■ Data items
>>>>>
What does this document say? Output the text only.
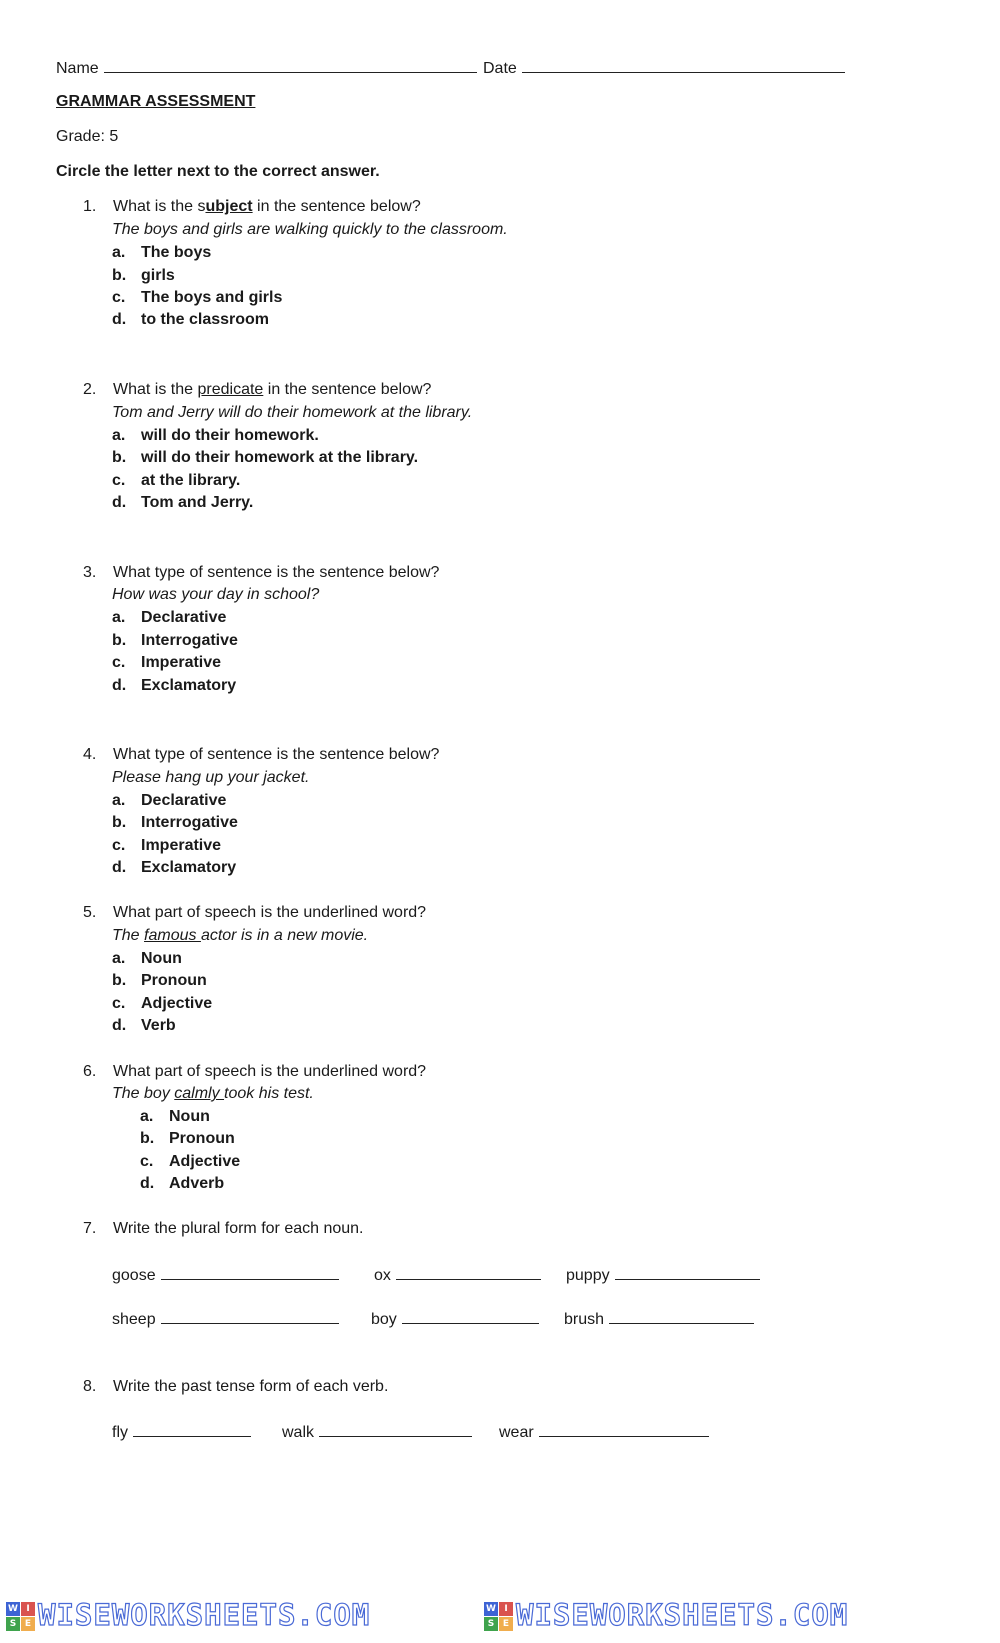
Name	Date
GRAMMAR ASSESSMENT
Grade: 5
Circle the letter next to the correct answer.
1. What is the subject in the sentence below?
The boys and girls are walking quickly to the classroom.
a. The boys
b. girls
c. The boys and girls
d. to the classroom
2. What is the predicate in the sentence below?
Tom and Jerry will do their homework at the library.
a. will do their homework.
b. will do their homework at the library.
c. at the library.
d. Tom and Jerry.
3. What type of sentence is the sentence below?
How was your day in school?
a. Declarative
b. Interrogative
c. Imperative
d. Exclamatory
4. What type of sentence is the sentence below?
Please hang up your jacket.
a. Declarative
b. Interrogative
c. Imperative
d. Exclamatory
5. What part of speech is the underlined word?
The famous actor is in a new movie.
a. Noun
b. Pronoun
c. Adjective
d. Verb
6. What part of speech is the underlined word?
The boy calmly took his test.
a. Noun
b. Pronoun
c. Adjective
d. Adverb
7. Write the plural form for each noun.
goose	ox	puppy
sheep	boy	brush
8. Write the past tense form of each verb.
fly	walk	wear
W I
S E WISEWORKSHEETS.COM	W I
S E WISEWORKSHEETS.COM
<<<<<
■ The problem
In the records above, find each line with the word "form" and copy it.

■ Result of the task
7. Write the plural form for each noun.
8. Write the past tense form of each verb.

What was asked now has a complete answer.